### Job
Return each line holding the string "Location".

### Information provided
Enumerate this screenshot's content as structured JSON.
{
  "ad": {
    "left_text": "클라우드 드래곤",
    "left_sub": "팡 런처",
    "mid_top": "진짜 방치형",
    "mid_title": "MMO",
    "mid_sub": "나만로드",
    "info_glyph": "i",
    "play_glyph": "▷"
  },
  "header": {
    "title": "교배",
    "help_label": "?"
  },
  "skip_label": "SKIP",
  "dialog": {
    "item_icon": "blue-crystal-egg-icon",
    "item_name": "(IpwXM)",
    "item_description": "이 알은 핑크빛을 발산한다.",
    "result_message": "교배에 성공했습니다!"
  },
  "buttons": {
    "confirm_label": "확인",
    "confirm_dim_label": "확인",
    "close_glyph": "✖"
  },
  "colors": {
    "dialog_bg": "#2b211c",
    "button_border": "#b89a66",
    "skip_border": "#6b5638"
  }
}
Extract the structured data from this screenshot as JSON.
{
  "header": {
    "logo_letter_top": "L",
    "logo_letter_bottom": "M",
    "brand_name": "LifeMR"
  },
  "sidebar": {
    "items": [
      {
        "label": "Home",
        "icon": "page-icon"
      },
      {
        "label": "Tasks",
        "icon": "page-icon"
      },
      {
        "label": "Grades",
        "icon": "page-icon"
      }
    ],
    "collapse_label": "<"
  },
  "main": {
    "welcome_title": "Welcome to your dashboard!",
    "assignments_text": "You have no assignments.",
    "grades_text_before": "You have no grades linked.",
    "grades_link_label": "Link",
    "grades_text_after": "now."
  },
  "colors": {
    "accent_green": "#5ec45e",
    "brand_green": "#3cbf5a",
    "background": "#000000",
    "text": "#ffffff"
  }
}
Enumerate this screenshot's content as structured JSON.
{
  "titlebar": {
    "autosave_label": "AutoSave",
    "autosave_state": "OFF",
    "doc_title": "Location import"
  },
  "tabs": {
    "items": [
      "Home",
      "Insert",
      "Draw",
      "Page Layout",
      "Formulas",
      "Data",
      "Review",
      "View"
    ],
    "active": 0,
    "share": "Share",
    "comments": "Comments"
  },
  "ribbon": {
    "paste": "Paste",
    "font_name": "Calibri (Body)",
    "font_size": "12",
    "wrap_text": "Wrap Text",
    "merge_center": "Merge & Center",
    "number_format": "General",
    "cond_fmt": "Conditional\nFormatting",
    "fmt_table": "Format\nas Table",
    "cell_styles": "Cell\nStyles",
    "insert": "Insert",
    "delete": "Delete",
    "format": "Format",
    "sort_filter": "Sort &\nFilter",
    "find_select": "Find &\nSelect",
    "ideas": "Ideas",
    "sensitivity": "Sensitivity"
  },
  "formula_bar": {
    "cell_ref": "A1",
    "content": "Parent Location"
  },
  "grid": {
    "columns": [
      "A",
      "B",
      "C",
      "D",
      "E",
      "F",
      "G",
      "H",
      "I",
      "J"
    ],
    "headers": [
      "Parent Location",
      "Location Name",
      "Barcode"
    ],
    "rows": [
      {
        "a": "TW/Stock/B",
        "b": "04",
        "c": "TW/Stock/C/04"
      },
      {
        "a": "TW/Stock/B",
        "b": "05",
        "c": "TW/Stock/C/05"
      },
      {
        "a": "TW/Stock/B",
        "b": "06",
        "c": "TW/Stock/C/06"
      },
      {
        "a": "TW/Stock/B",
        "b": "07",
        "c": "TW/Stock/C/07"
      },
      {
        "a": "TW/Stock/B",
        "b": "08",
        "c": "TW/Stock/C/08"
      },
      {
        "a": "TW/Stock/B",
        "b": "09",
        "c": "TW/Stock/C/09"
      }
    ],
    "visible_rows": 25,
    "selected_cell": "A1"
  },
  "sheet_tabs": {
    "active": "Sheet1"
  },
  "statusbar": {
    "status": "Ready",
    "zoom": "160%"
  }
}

### Expected answer
    "doc_title": "Location import"
    "content": "Parent Location"
      "Parent Location",
      "Location Name",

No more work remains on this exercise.